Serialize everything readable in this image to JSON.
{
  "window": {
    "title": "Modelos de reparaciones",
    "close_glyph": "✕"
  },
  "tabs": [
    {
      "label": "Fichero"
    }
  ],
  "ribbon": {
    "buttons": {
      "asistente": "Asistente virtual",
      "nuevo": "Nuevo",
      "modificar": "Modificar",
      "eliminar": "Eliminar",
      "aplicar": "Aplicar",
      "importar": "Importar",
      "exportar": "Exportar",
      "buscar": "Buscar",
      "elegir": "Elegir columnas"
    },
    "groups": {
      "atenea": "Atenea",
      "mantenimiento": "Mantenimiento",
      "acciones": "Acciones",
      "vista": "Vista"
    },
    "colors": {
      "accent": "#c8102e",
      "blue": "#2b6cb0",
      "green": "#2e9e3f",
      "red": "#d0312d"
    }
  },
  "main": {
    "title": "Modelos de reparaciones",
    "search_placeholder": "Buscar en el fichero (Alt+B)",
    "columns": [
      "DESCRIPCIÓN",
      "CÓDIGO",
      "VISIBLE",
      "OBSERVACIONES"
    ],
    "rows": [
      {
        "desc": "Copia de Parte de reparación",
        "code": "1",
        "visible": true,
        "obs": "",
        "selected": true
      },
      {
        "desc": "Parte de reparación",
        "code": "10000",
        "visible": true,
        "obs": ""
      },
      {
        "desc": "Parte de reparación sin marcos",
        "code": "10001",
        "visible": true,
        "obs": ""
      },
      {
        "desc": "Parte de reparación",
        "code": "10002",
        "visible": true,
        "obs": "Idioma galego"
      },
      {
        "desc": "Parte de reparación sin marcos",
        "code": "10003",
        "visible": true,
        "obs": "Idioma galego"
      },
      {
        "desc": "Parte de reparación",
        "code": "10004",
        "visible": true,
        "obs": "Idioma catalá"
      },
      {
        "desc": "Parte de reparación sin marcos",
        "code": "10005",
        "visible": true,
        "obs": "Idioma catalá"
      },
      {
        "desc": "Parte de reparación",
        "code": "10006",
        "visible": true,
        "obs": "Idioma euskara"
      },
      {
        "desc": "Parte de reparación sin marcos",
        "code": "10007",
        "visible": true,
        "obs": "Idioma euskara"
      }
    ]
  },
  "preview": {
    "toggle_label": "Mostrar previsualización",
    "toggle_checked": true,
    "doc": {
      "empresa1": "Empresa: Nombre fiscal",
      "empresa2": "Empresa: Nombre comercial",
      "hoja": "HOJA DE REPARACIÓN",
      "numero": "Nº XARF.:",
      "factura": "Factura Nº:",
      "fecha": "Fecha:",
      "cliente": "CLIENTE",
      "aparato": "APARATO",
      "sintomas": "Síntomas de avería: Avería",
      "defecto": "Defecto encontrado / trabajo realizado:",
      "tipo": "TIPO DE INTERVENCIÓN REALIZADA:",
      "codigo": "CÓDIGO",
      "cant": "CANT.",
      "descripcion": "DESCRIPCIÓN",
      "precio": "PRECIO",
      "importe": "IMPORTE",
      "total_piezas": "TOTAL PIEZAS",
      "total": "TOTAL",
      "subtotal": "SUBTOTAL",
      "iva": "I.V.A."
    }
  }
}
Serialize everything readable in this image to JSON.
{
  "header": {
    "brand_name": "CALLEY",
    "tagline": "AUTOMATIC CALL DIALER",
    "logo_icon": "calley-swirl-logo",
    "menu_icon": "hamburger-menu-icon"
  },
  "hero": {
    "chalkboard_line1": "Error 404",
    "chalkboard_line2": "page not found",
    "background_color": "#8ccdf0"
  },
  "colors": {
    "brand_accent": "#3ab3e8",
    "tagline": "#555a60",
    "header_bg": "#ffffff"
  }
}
==*==
Short exercise:
Repeat the listing exactly, from its first line to its last.

Output:
Serialize everything readable in this image to JSON.
{
  "window": {
    "title": "Modelos de reparaciones",
    "close_glyph": "✕"
  },
  "tabs": [
    {
      "label": "Fichero"
    }
  ],
  "ribbon": {
    "buttons": {
      "asistente": "Asistente virtual",
      "nuevo": "Nuevo",
      "modificar": "Modificar",
      "eliminar": "Eliminar",
      "aplicar": "Aplicar",
      "importar": "Importar",
      "exportar": "Exportar",
      "buscar": "Buscar",
      "elegir": "Elegir columnas"
    },
    "groups": {
      "atenea": "Atenea",
      "mantenimiento": "Mantenimiento",
      "acciones": "Acciones",
      "vista": "Vista"
    },
    "colors": {
      "accent": "#c8102e",
      "blue": "#2b6cb0",
      "green": "#2e9e3f",
      "red": "#d0312d"
    }
  },
  "main": {
    "title": "Modelos de reparaciones",
    "search_placeholder": "Buscar en el fichero (Alt+B)",
    "columns": [
      "DESCRIPCIÓN",
      "CÓDIGO",
      "VISIBLE",
      "OBSERVACIONES"
    ],
    "rows": [
      {
        "desc": "Copia de Parte de reparación",
        "code": "1",
        "visible": true,
        "obs": "",
        "selected": true
      },
      {
        "desc": "Parte de reparación",
        "code": "10000",
        "visible": true,
        "obs": ""
      },
      {
        "desc": "Parte de reparación sin marcos",
        "code": "10001",
        "visible": true,
        "obs": ""
      },
      {
        "desc": "Parte de reparación",
        "code": "10002",
        "visible": true,
        "obs": "Idioma galego"
      },
      {
        "desc": "Parte de reparación sin marcos",
        "code": "10003",
        "visible": true,
        "obs": "Idioma galego"
      },
      {
        "desc": "Parte de reparación",
        "code": "10004",
        "visible": true,
        "obs": "Idioma catalá"
      },
      {
        "desc": "Parte de reparación sin marcos",
        "code": "10005",
        "visible": true,
        "obs": "Idioma catalá"
      },
      {
        "desc": "Parte de reparación",
        "code": "10006",
        "visible": true,
        "obs": "Idioma euskara"
      },
      {
        "desc": "Parte de reparación sin marcos",
        "code": "10007",
        "visible": true,
        "obs": "Idioma euskara"
      }
    ]
  },
  "preview": {
    "toggle_label": "Mostrar previsualización",
    "toggle_checked": true,
    "doc": {
      "empresa1": "Empresa: Nombre fiscal",
      "empresa2": "Empresa: Nombre comercial",
      "hoja": "HOJA DE REPARACIÓN",
      "numero": "Nº XARF.:",
      "factura": "Factura Nº:",
      "fecha": "Fecha:",
      "cliente": "CLIENTE",
      "aparato": "APARATO",
      "sintomas": "Síntomas de avería: Avería",
      "defecto": "Defecto encontrado / trabajo realizado:",
      "tipo": "TIPO DE INTERVENCIÓN REALIZADA:",
      "codigo": "CÓDIGO",
      "cant": "CANT.",
      "descripcion": "DESCRIPCIÓN",
      "precio": "PRECIO",
      "importe": "IMPORTE",
      "total_piezas": "TOTAL PIEZAS",
      "total": "TOTAL",
      "subtotal": "SUBTOTAL",
      "iva": "I.V.A."
    }
  }
}
Serialize everything readable in this image to JSON.
{
  "header": {
    "brand_name": "CALLEY",
    "tagline": "AUTOMATIC CALL DIALER",
    "logo_icon": "calley-swirl-logo",
    "menu_icon": "hamburger-menu-icon"
  },
  "hero": {
    "chalkboard_line1": "Error 404",
    "chalkboard_line2": "page not found",
    "background_color": "#8ccdf0"
  },
  "colors": {
    "brand_accent": "#3ab3e8",
    "tagline": "#555a60",
    "header_bg": "#ffffff"
  }
}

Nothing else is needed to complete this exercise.